▶ GIVEN EXERCISE
Strip the pictures and reproduce the rest of the listing exactly.

============

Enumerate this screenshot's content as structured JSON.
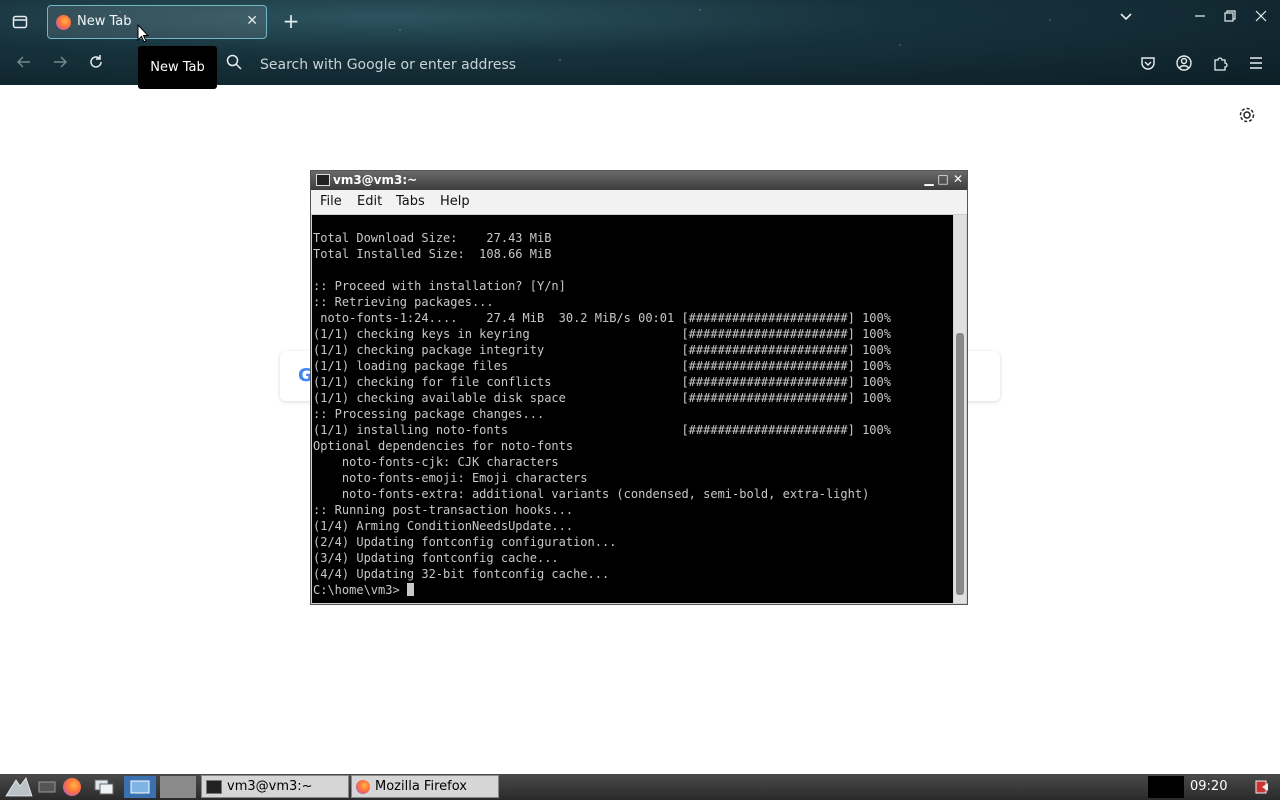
{
  "browser": {
    "tab": {
      "title": "New Tab",
      "close_glyph": "✕"
    },
    "tooltip": "New Tab",
    "urlbar": {
      "placeholder": "Search with Google or enter address"
    }
  },
  "terminal": {
    "title": "vm3@vm3:~",
    "menu": [
      "File",
      "Edit",
      "Tabs",
      "Help"
    ],
    "lines": [
      "Total Download Size:    27.43 MiB",
      "Total Installed Size:  108.66 MiB",
      "",
      ":: Proceed with installation? [Y/n]",
      ":: Retrieving packages...",
      " noto-fonts-1:24....    27.4 MiB  30.2 MiB/s 00:01 [######################] 100%",
      "(1/1) checking keys in keyring                     [######################] 100%",
      "(1/1) checking package integrity                   [######################] 100%",
      "(1/1) loading package files                        [######################] 100%",
      "(1/1) checking for file conflicts                  [######################] 100%",
      "(1/1) checking available disk space                [######################] 100%",
      ":: Processing package changes...",
      "(1/1) installing noto-fonts                        [######################] 100%",
      "Optional dependencies for noto-fonts",
      "    noto-fonts-cjk: CJK characters",
      "    noto-fonts-emoji: Emoji characters",
      "    noto-fonts-extra: additional variants (condensed, semi-bold, extra-light)",
      ":: Running post-transaction hooks...",
      "(1/4) Arming ConditionNeedsUpdate...",
      "(2/4) Updating fontconfig configuration...",
      "(3/4) Updating fontconfig cache...",
      "(4/4) Updating 32-bit fontconfig cache..."
    ],
    "prompt": "C:\\home\\vm3> "
  },
  "taskbar": {
    "tasks": [
      "vm3@vm3:~",
      "Mozilla Firefox"
    ],
    "clock": "09:20"
  }
}
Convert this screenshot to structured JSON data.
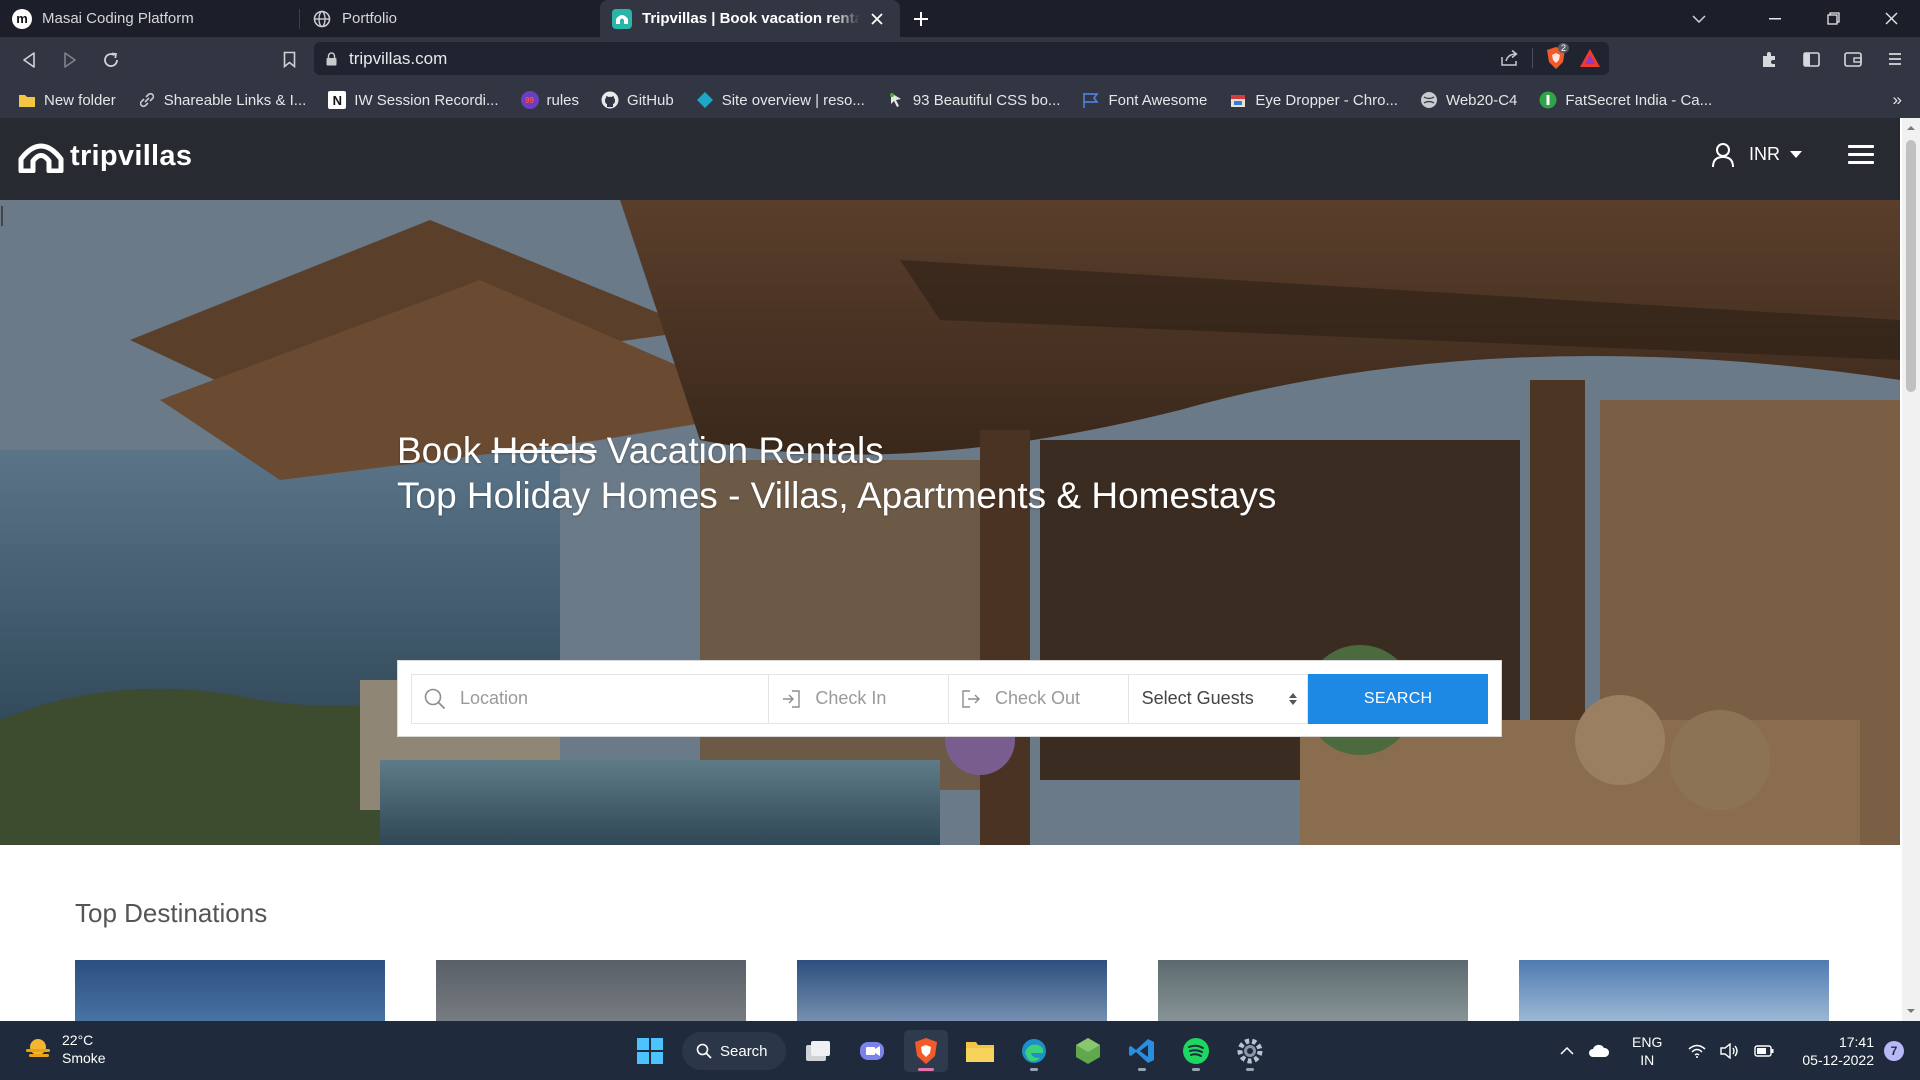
{
  "browser": {
    "tabs": [
      {
        "title": "Masai Coding Platform",
        "icon": "masai-logo-icon"
      },
      {
        "title": "Portfolio",
        "icon": "globe-icon"
      },
      {
        "title": "Tripvillas | Book vacation rentals, I",
        "icon": "tripvillas-favicon-icon",
        "active": true
      }
    ],
    "url": "tripvillas.com",
    "shields_count": "2",
    "bookmarks": [
      {
        "label": "New folder",
        "icon": "folder-icon"
      },
      {
        "label": "Shareable Links & I...",
        "icon": "link-icon"
      },
      {
        "label": "IW Session Recordi...",
        "icon": "notion-icon"
      },
      {
        "label": "rules",
        "icon": "badge-99-icon"
      },
      {
        "label": "GitHub",
        "icon": "github-icon"
      },
      {
        "label": "Site overview | reso...",
        "icon": "diamond-icon"
      },
      {
        "label": "93 Beautiful CSS bo...",
        "icon": "css-icon"
      },
      {
        "label": "Font Awesome",
        "icon": "flag-icon"
      },
      {
        "label": "Eye Dropper - Chro...",
        "icon": "eyedropper-icon"
      },
      {
        "label": "Web20-C4",
        "icon": "globe-icon"
      },
      {
        "label": "FatSecret India - Ca...",
        "icon": "fatsecret-icon"
      }
    ],
    "bookmarks_overflow": "»"
  },
  "site": {
    "brand": "tripvillas",
    "currency": "INR",
    "hero": {
      "line1_prefix": "Book ",
      "line1_strike": "Hotels",
      "line1_suffix": " Vacation Rentals",
      "line2": "Top Holiday Homes - Villas, Apartments & Homestays"
    },
    "search": {
      "location_placeholder": "Location",
      "checkin_placeholder": "Check In",
      "checkout_placeholder": "Check Out",
      "guests_selected": "Select Guests",
      "button": "SEARCH"
    },
    "top_destinations_title": "Top Destinations",
    "colors": {
      "accent": "#1e88e5",
      "header": "#272a30"
    }
  },
  "taskbar": {
    "weather": {
      "temp": "22°C",
      "condition": "Smoke"
    },
    "search_label": "Search",
    "lang_top": "ENG",
    "lang_bottom": "IN",
    "time": "17:41",
    "date": "05-12-2022",
    "notifications": "7"
  }
}
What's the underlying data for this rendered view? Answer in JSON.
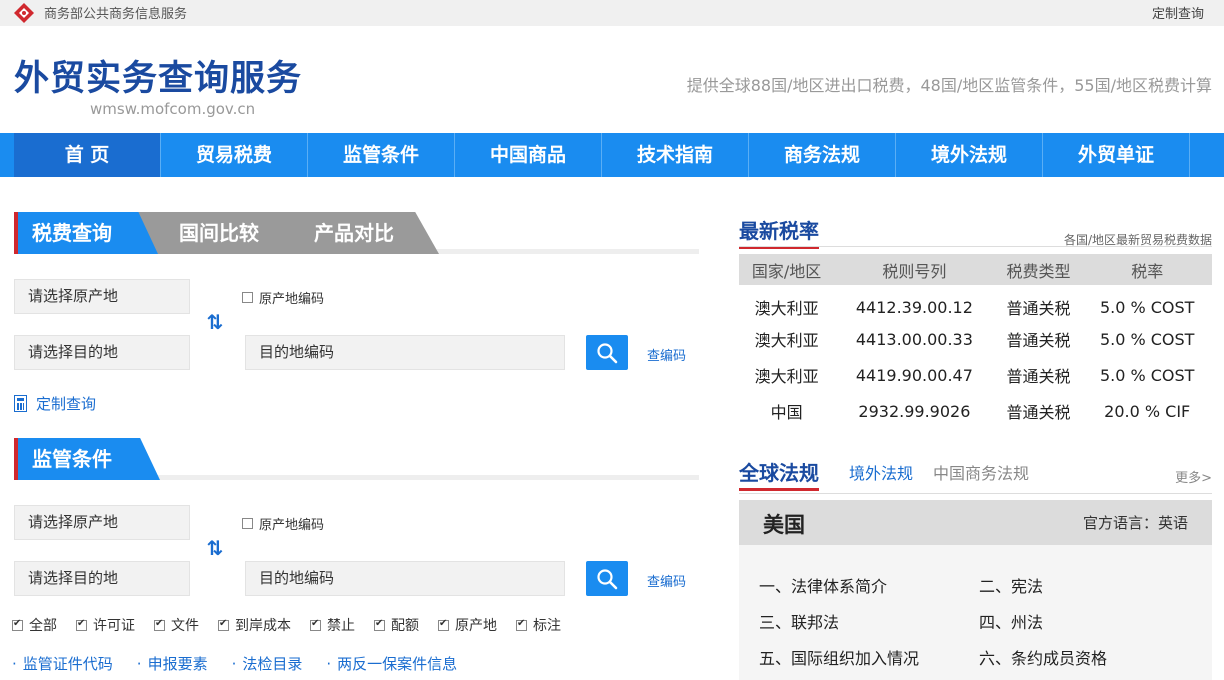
{
  "topbar": {
    "site_name": "商务部公共商务信息服务",
    "custom_query": "定制查询"
  },
  "header": {
    "title": "外贸实务查询服务",
    "domain": "wmsw.mofcom.gov.cn",
    "slogan": "提供全球88国/地区进出口税费，48国/地区监管条件，55国/地区税费计算"
  },
  "nav": {
    "items": [
      "首 页",
      "贸易税费",
      "监管条件",
      "中国商品",
      "技术指南",
      "商务法规",
      "境外法规",
      "外贸单证"
    ]
  },
  "tax_section": {
    "tabs": [
      "税费查询",
      "国间比较",
      "产品对比"
    ],
    "origin_placeholder": "请选择原产地",
    "origin_code_label": "原产地编码",
    "dest_placeholder": "请选择目的地",
    "dest_code_placeholder": "目的地编码",
    "code_link": "查编码",
    "custom_query": "定制查询"
  },
  "supervision_section": {
    "title": "监管条件",
    "origin_placeholder": "请选择原产地",
    "origin_code_label": "原产地编码",
    "dest_placeholder": "请选择目的地",
    "dest_code_placeholder": "目的地编码",
    "code_link": "查编码",
    "filters": [
      "全部",
      "许可证",
      "文件",
      "到岸成本",
      "禁止",
      "配额",
      "原产地",
      "标注"
    ],
    "links": [
      "监管证件代码",
      "申报要素",
      "法检目录",
      "两反一保案件信息"
    ]
  },
  "latest_rates": {
    "title": "最新税率",
    "note": "各国/地区最新贸易税费数据",
    "headers": [
      "国家/地区",
      "税则号列",
      "税费类型",
      "税率"
    ],
    "rows": [
      [
        "澳大利亚",
        "4412.39.00.12",
        "普通关税",
        "5.0 % COST"
      ],
      [
        "澳大利亚",
        "4413.00.00.33",
        "普通关税",
        "5.0 % COST"
      ],
      [
        "澳大利亚",
        "4419.90.00.47",
        "普通关税",
        "5.0 % COST"
      ],
      [
        "中国",
        "2932.99.9026",
        "普通关税",
        "20.0 % CIF"
      ]
    ]
  },
  "global_laws": {
    "title": "全球法规",
    "tabs": [
      "境外法规",
      "中国商务法规"
    ],
    "more": "更多>",
    "country": "美国",
    "language": "官方语言：英语",
    "items": [
      "一、法律体系简介",
      "二、宪法",
      "三、联邦法",
      "四、州法",
      "五、国际组织加入情况",
      "六、条约成员资格"
    ]
  },
  "colors": {
    "brand_blue": "#1a8cf0",
    "nav_active": "#1a6dd0",
    "title_blue": "#1a4aa0",
    "accent_red": "#d0282e"
  }
}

============

▶ RESULT OF THIS TASK
Enumerate this screenshot's content as structured JSON.
{
  "browser": {
    "tab": {
      "title": "New Tab",
      "close_glyph": "✕"
    },
    "tooltip": "New Tab",
    "urlbar": {
      "placeholder": "Search with Google or enter address"
    }
  },
  "terminal": {
    "title": "vm3@vm3:~",
    "menu": [
      "File",
      "Edit",
      "Tabs",
      "Help"
    ],
    "lines": [
      "Total Download Size:    27.43 MiB",
      "Total Installed Size:  108.66 MiB",
      "",
      ":: Proceed with installation? [Y/n]",
      ":: Retrieving packages...",
      " noto-fonts-1:24....    27.4 MiB  30.2 MiB/s 00:01 [######################] 100%",
      "(1/1) checking keys in keyring                     [######################] 100%",
      "(1/1) checking package integrity                   [######################] 100%",
      "(1/1) loading package files                        [######################] 100%",
      "(1/1) checking for file conflicts                  [######################] 100%",
      "(1/1) checking available disk space                [######################] 100%",
      ":: Processing package changes...",
      "(1/1) installing noto-fonts                        [######################] 100%",
      "Optional dependencies for noto-fonts",
      "    noto-fonts-cjk: CJK characters",
      "    noto-fonts-emoji: Emoji characters",
      "    noto-fonts-extra: additional variants (condensed, semi-bold, extra-light)",
      ":: Running post-transaction hooks...",
      "(1/4) Arming ConditionNeedsUpdate...",
      "(2/4) Updating fontconfig configuration...",
      "(3/4) Updating fontconfig cache...",
      "(4/4) Updating 32-bit fontconfig cache..."
    ],
    "prompt": "C:\\home\\vm3> "
  },
  "taskbar": {
    "tasks": [
      "vm3@vm3:~",
      "Mozilla Firefox"
    ],
    "clock": "09:20"
  }
}
Convert this screenshot to structured JSON data.
{
  "browser": {
    "tabs": [
      {
        "title": "Masai Coding Platform",
        "icon": "masai-logo-icon"
      },
      {
        "title": "Portfolio",
        "icon": "globe-icon"
      },
      {
        "title": "Tripvillas | Book vacation rentals, I",
        "icon": "tripvillas-favicon-icon",
        "active": true
      }
    ],
    "url": "tripvillas.com",
    "shields_count": "2",
    "bookmarks": [
      {
        "label": "New folder",
        "icon": "folder-icon"
      },
      {
        "label": "Shareable Links & I...",
        "icon": "link-icon"
      },
      {
        "label": "IW Session Recordi...",
        "icon": "notion-icon"
      },
      {
        "label": "rules",
        "icon": "badge-99-icon"
      },
      {
        "label": "GitHub",
        "icon": "github-icon"
      },
      {
        "label": "Site overview | reso...",
        "icon": "diamond-icon"
      },
      {
        "label": "93 Beautiful CSS bo...",
        "icon": "css-icon"
      },
      {
        "label": "Font Awesome",
        "icon": "flag-icon"
      },
      {
        "label": "Eye Dropper - Chro...",
        "icon": "eyedropper-icon"
      },
      {
        "label": "Web20-C4",
        "icon": "globe-icon"
      },
      {
        "label": "FatSecret India - Ca...",
        "icon": "fatsecret-icon"
      }
    ],
    "bookmarks_overflow": "»"
  },
  "site": {
    "brand": "tripvillas",
    "currency": "INR",
    "hero": {
      "line1_prefix": "Book ",
      "line1_strike": "Hotels",
      "line1_suffix": " Vacation Rentals",
      "line2": "Top Holiday Homes - Villas, Apartments & Homestays"
    },
    "search": {
      "location_placeholder": "Location",
      "checkin_placeholder": "Check In",
      "checkout_placeholder": "Check Out",
      "guests_selected": "Select Guests",
      "button": "SEARCH"
    },
    "top_destinations_title": "Top Destinations",
    "colors": {
      "accent": "#1e88e5",
      "header": "#272a30"
    }
  },
  "taskbar": {
    "weather": {
      "temp": "22°C",
      "condition": "Smoke"
    },
    "search_label": "Search",
    "lang_top": "ENG",
    "lang_bottom": "IN",
    "time": "17:41",
    "date": "05-12-2022",
    "notifications": "7"
  }
}
What's the underlying data for this rendered view? Answer in JSON.
{
  "topbar": {
    "site_name": "商务部公共商务信息服务",
    "custom_query": "定制查询"
  },
  "header": {
    "title": "外贸实务查询服务",
    "domain": "wmsw.mofcom.gov.cn",
    "slogan": "提供全球88国/地区进出口税费，48国/地区监管条件，55国/地区税费计算"
  },
  "nav": {
    "items": [
      "首 页",
      "贸易税费",
      "监管条件",
      "中国商品",
      "技术指南",
      "商务法规",
      "境外法规",
      "外贸单证"
    ]
  },
  "tax_section": {
    "tabs": [
      "税费查询",
      "国间比较",
      "产品对比"
    ],
    "origin_placeholder": "请选择原产地",
    "origin_code_label": "原产地编码",
    "dest_placeholder": "请选择目的地",
    "dest_code_placeholder": "目的地编码",
    "code_link": "查编码",
    "custom_query": "定制查询"
  },
  "supervision_section": {
    "title": "监管条件",
    "origin_placeholder": "请选择原产地",
    "origin_code_label": "原产地编码",
    "dest_placeholder": "请选择目的地",
    "dest_code_placeholder": "目的地编码",
    "code_link": "查编码",
    "filters": [
      "全部",
      "许可证",
      "文件",
      "到岸成本",
      "禁止",
      "配额",
      "原产地",
      "标注"
    ],
    "links": [
      "监管证件代码",
      "申报要素",
      "法检目录",
      "两反一保案件信息"
    ]
  },
  "latest_rates": {
    "title": "最新税率",
    "note": "各国/地区最新贸易税费数据",
    "headers": [
      "国家/地区",
      "税则号列",
      "税费类型",
      "税率"
    ],
    "rows": [
      [
        "澳大利亚",
        "4412.39.00.12",
        "普通关税",
        "5.0 % COST"
      ],
      [
        "澳大利亚",
        "4413.00.00.33",
        "普通关税",
        "5.0 % COST"
      ],
      [
        "澳大利亚",
        "4419.90.00.47",
        "普通关税",
        "5.0 % COST"
      ],
      [
        "中国",
        "2932.99.9026",
        "普通关税",
        "20.0 % CIF"
      ]
    ]
  },
  "global_laws": {
    "title": "全球法规",
    "tabs": [
      "境外法规",
      "中国商务法规"
    ],
    "more": "更多>",
    "country": "美国",
    "language": "官方语言：英语",
    "items": [
      "一、法律体系简介",
      "二、宪法",
      "三、联邦法",
      "四、州法",
      "五、国际组织加入情况",
      "六、条约成员资格"
    ]
  },
  "colors": {
    "brand_blue": "#1a8cf0",
    "nav_active": "#1a6dd0",
    "title_blue": "#1a4aa0",
    "accent_red": "#d0282e"
  }
}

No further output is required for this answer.